REQUEST:
Every line that contains the word "Hint" should be copied out.

[Extracted data entries]
━━━━━━━━
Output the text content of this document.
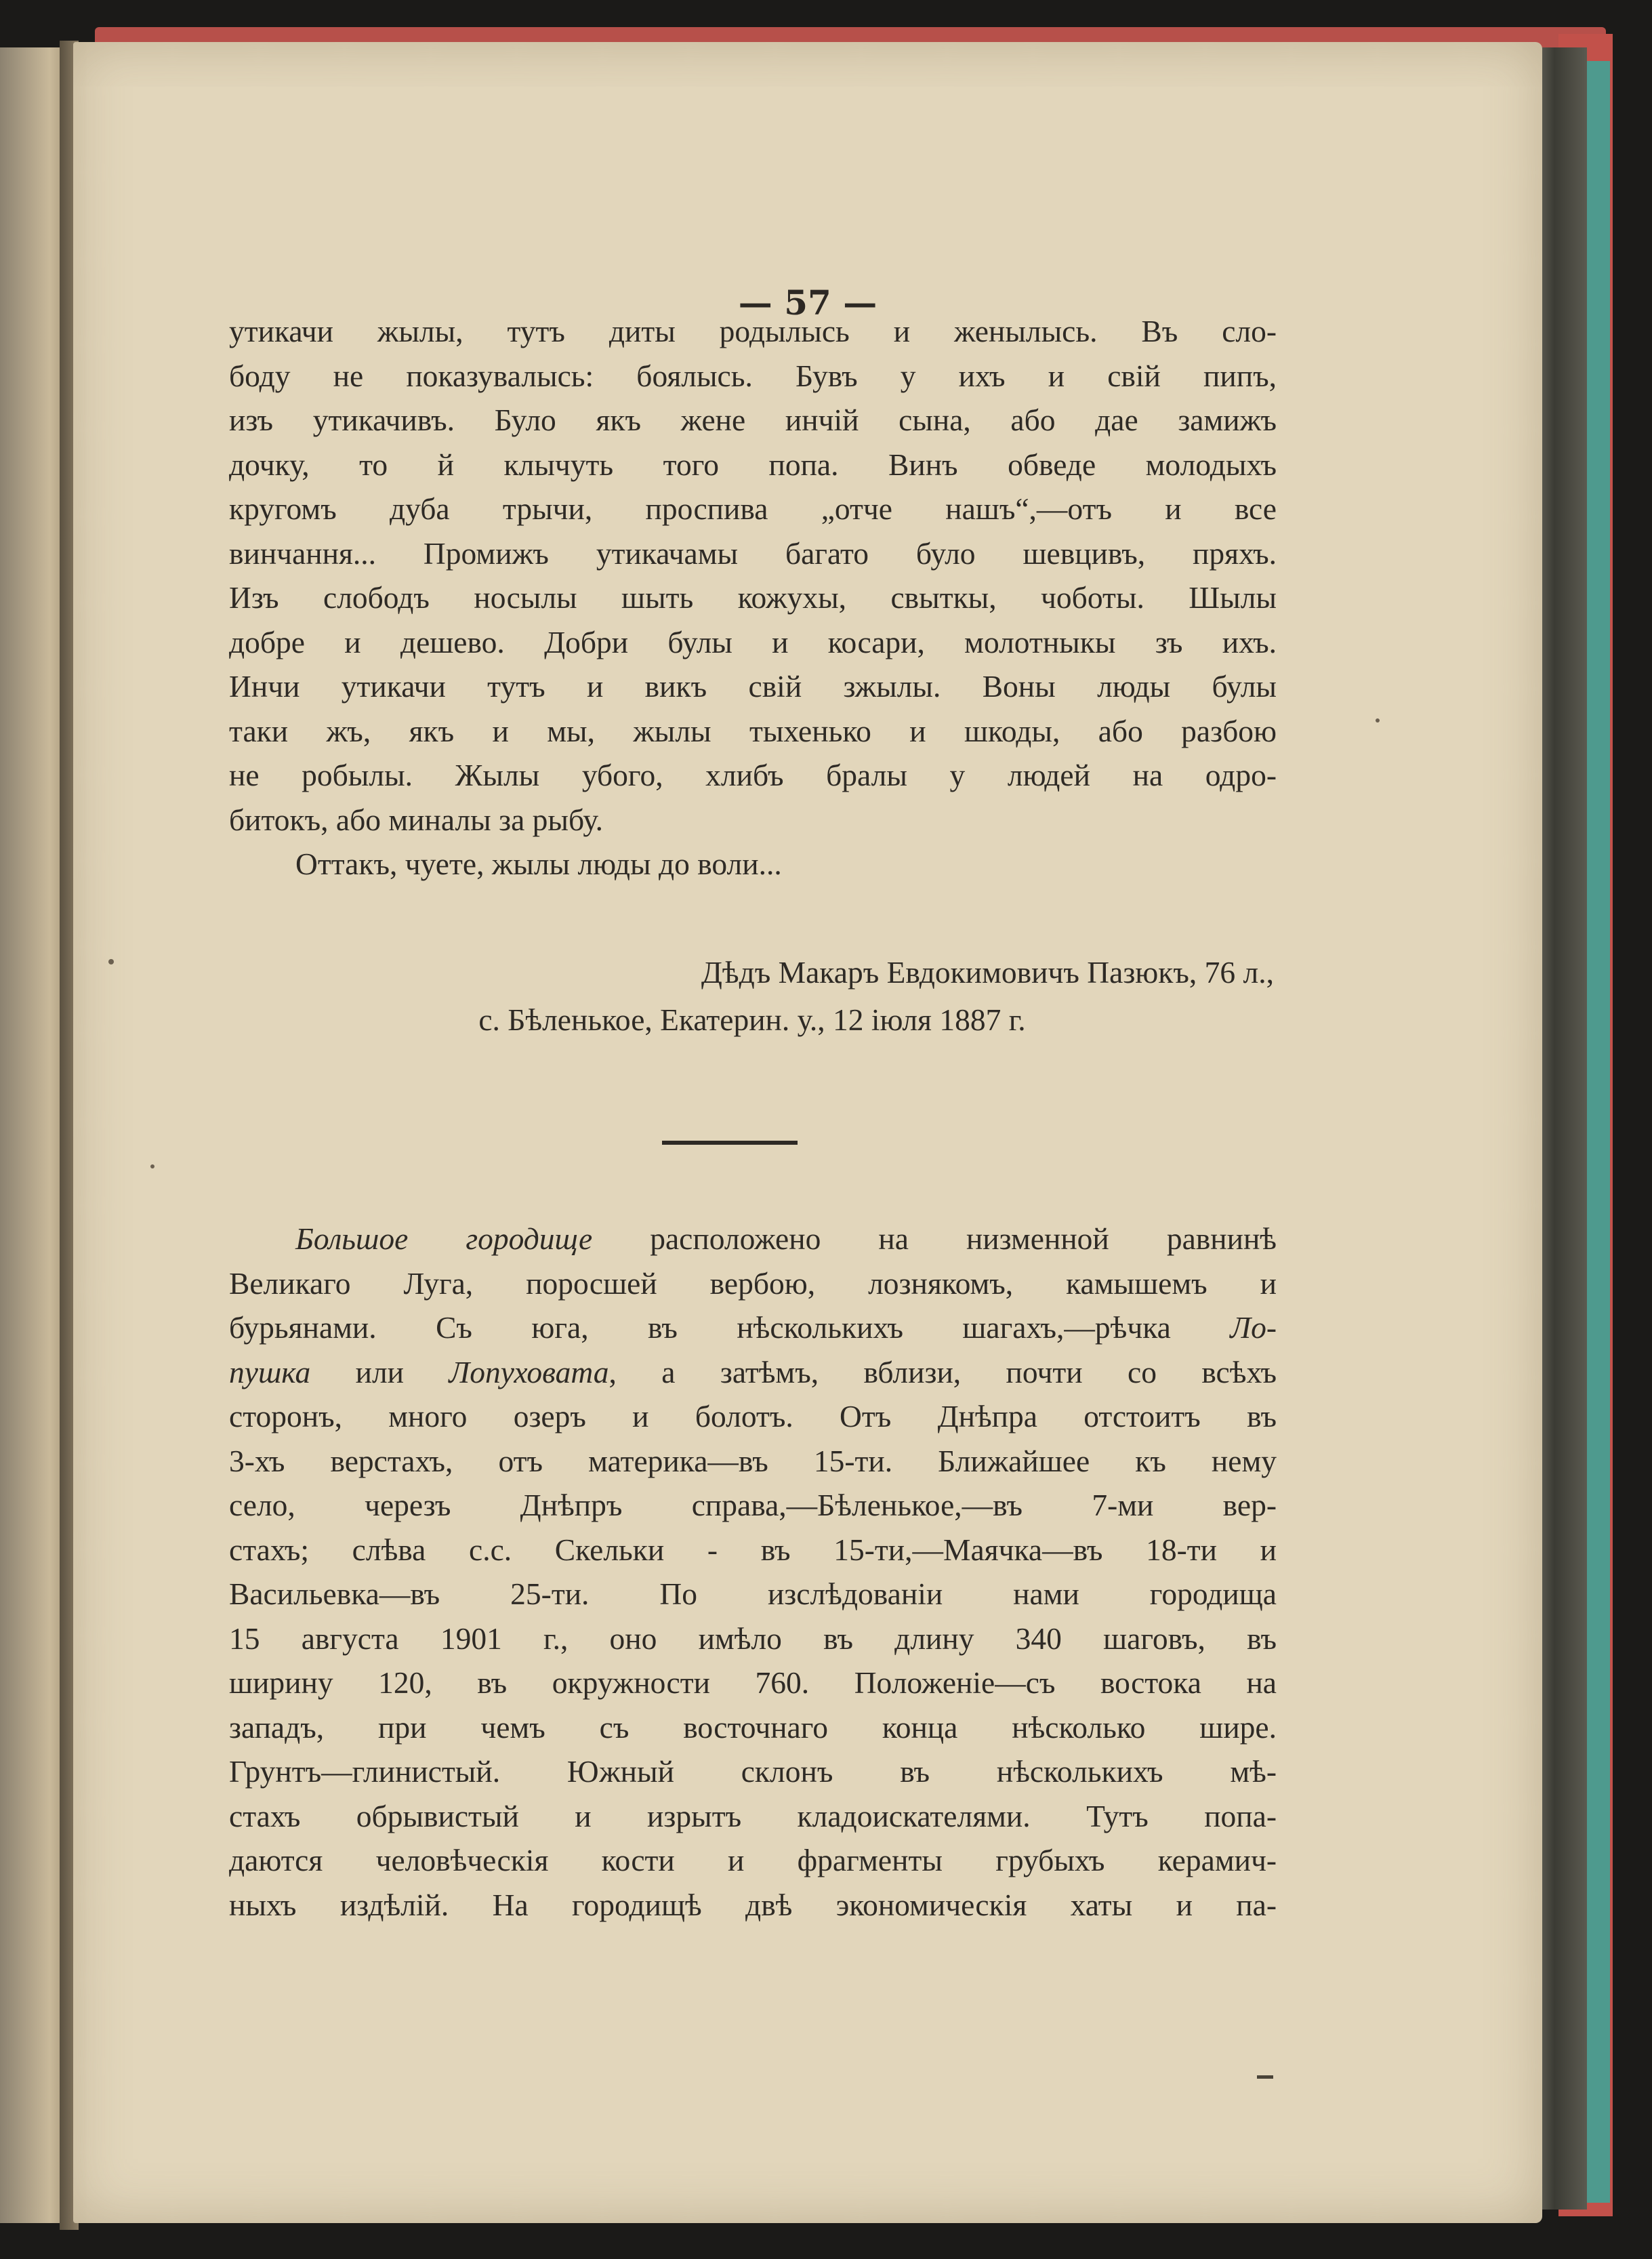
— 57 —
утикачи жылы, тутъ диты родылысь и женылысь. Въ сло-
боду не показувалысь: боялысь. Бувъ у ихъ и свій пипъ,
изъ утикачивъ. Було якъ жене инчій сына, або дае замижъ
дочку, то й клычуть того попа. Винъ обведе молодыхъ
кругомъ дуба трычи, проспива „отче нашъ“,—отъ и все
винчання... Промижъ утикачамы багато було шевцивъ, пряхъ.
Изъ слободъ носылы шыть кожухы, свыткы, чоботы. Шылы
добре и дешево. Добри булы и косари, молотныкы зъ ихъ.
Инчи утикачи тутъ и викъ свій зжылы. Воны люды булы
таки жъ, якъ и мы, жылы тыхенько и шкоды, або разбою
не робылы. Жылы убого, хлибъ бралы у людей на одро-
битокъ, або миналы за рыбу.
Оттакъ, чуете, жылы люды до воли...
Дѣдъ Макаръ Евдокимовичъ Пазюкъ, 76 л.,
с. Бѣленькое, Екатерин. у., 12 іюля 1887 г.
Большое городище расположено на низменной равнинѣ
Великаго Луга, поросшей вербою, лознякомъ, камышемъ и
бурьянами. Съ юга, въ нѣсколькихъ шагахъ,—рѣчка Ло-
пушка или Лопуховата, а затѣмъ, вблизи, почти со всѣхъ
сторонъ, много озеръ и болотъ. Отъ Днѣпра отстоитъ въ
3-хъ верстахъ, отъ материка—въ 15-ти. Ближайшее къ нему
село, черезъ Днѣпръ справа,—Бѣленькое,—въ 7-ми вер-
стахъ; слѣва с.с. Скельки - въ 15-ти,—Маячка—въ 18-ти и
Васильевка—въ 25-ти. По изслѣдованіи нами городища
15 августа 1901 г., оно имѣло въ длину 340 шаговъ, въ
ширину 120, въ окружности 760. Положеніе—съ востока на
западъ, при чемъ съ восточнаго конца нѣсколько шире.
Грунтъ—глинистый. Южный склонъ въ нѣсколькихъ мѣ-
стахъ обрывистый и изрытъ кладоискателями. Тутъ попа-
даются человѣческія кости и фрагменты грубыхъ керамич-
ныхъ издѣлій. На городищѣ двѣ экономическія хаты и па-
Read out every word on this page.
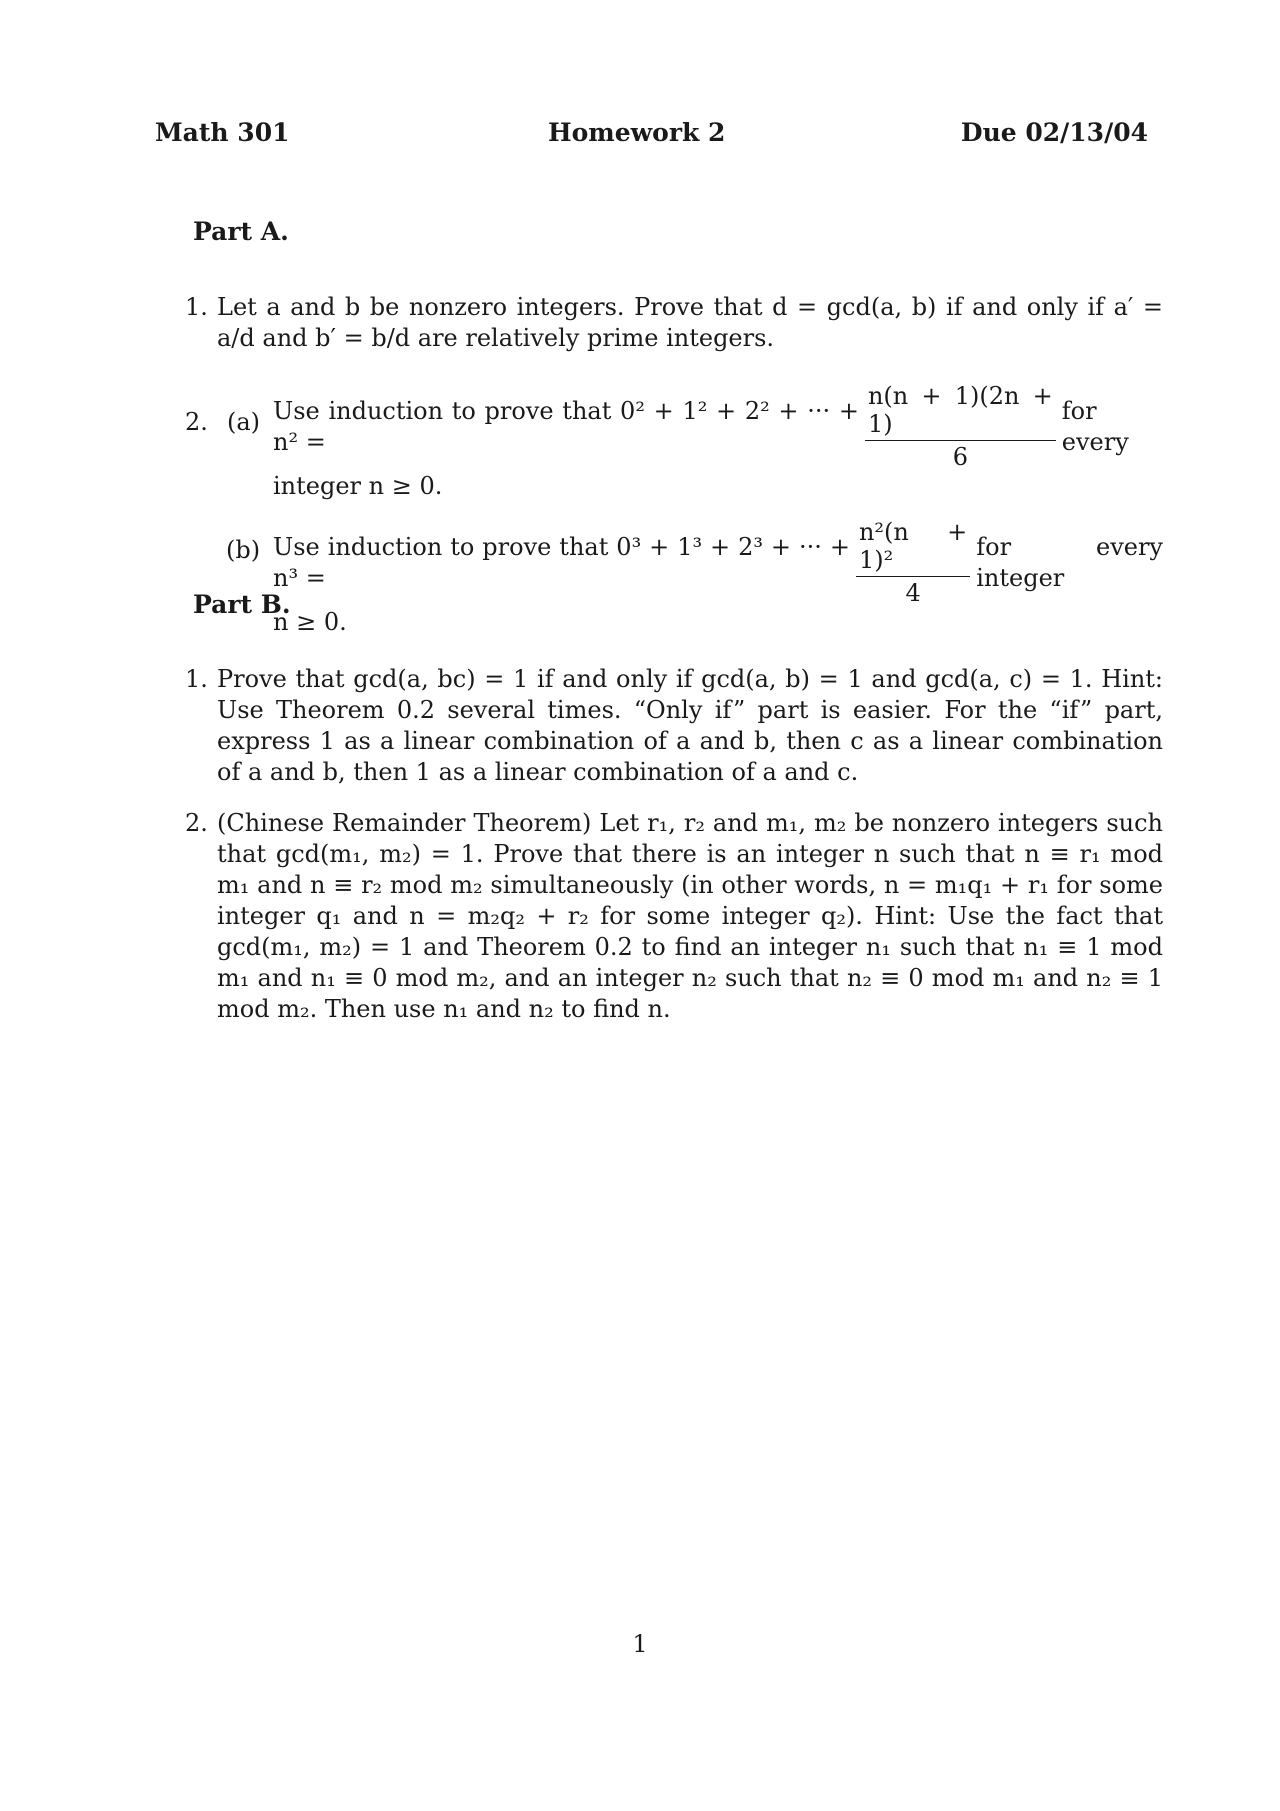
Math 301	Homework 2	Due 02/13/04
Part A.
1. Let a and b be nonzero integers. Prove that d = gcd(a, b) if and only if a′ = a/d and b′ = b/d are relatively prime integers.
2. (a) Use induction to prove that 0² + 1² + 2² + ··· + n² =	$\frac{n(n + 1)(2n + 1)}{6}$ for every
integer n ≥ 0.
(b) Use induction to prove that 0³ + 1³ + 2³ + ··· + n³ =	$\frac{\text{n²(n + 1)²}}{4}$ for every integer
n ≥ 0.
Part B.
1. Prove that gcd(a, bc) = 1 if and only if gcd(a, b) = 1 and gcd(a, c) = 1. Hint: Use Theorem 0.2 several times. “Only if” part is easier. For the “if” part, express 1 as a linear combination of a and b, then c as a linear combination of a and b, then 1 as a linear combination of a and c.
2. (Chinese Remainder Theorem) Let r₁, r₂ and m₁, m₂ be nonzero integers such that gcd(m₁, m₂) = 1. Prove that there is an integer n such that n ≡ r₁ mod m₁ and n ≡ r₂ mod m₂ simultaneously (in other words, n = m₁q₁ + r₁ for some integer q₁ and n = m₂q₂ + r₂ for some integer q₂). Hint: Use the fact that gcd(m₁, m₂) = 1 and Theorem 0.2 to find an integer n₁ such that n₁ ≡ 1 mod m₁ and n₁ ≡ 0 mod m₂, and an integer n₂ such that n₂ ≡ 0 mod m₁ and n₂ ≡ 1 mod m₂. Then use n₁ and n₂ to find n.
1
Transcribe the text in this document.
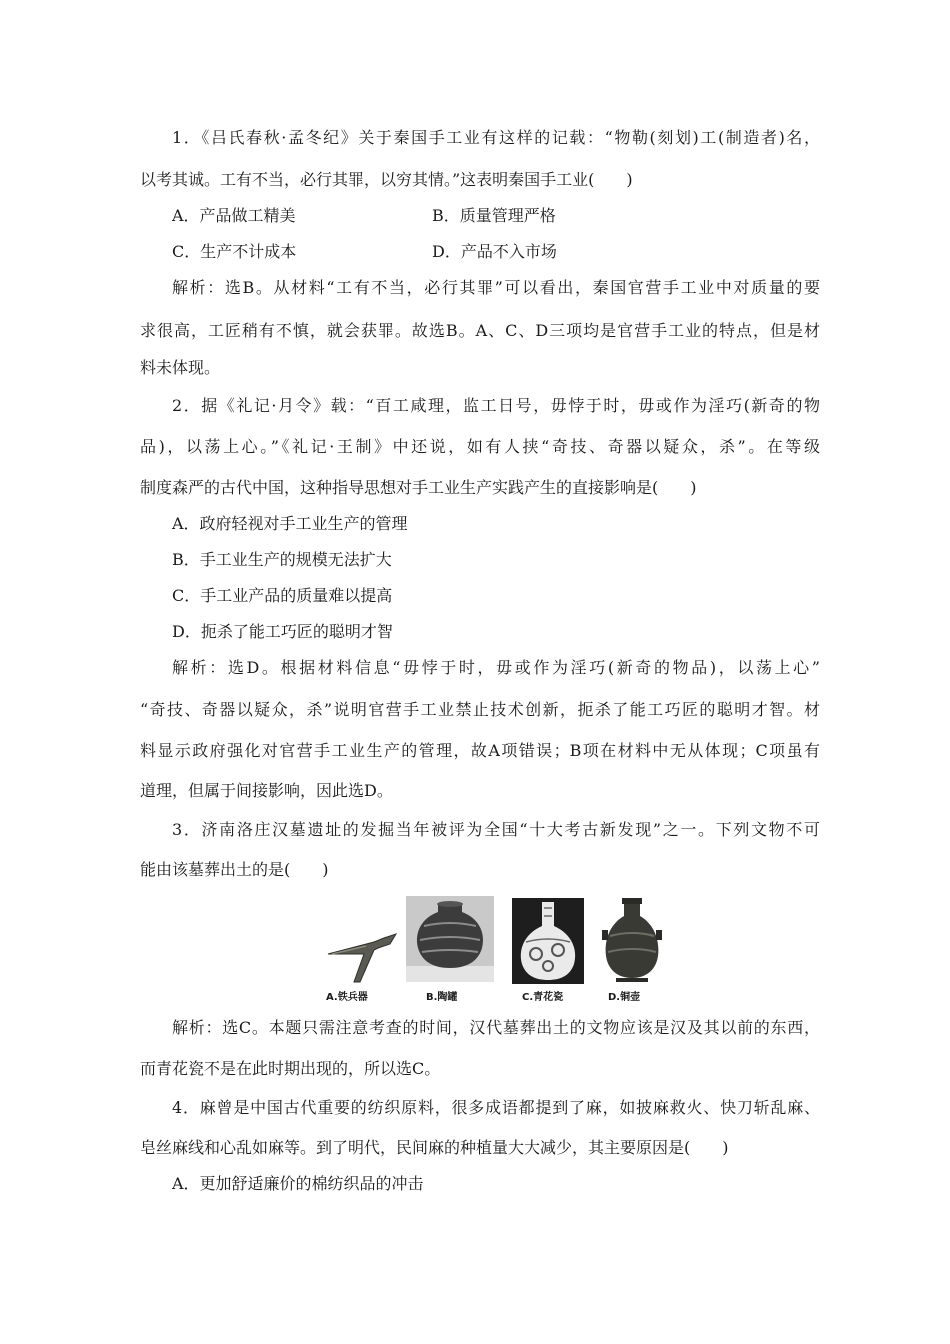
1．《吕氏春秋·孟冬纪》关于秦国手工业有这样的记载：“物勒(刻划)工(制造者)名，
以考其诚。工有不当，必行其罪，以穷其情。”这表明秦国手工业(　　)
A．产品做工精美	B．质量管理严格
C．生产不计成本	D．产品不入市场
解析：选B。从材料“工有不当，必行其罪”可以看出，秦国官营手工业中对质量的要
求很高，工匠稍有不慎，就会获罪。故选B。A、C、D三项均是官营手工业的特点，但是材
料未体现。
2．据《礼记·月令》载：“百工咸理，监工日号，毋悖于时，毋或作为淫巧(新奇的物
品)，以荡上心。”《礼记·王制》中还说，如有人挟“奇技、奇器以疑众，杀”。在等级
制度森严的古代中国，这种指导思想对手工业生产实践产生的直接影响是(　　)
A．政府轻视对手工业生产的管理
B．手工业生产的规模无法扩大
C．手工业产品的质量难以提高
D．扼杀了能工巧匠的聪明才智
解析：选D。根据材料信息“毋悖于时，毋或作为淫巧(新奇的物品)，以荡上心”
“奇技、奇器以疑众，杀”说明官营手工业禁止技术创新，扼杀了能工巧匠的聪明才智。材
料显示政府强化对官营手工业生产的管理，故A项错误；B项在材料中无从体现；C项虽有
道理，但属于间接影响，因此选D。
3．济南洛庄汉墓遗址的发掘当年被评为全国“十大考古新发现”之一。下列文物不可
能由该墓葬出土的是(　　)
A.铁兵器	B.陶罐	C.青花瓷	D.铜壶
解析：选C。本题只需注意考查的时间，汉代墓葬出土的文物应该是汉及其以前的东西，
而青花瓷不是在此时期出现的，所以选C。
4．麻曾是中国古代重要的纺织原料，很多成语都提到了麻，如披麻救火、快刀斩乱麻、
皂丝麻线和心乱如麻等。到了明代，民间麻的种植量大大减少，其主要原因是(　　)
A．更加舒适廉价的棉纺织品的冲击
━━━━━━━━
THE RESPONSE:
1. Prove that gcd(a, bc) = 1 if and only if gcd(a, b) = 1 and gcd(a, c) = 1. Hint: Use Theorem 0.2 several times. “Only if” part is easier. For the “if” part, express 1 as a linear combination of a and b, then c as a linear combination of a and b, then 1 as a linear combination of a and c.
2. (Chinese Remainder Theorem) Let r₁, r₂ and m₁, m₂ be nonzero integers such that gcd(m₁, m₂) = 1. Prove that there is an integer n such that n ≡ r₁ mod m₁ and n ≡ r₂ mod m₂ simultaneously (in other words, n = m₁q₁ + r₁ for some integer q₁ and n = m₂q₂ + r₂ for some integer q₂). Hint: Use the fact that gcd(m₁, m₂) = 1 and Theorem 0.2 to find an integer n₁ such that n₁ ≡ 1 mod m₁ and n₁ ≡ 0 mod m₂, and an integer n₂ such that n₂ ≡ 0 mod m₁ and n₂ ≡ 1 mod m₂. Then use n₁ and n₂ to find n.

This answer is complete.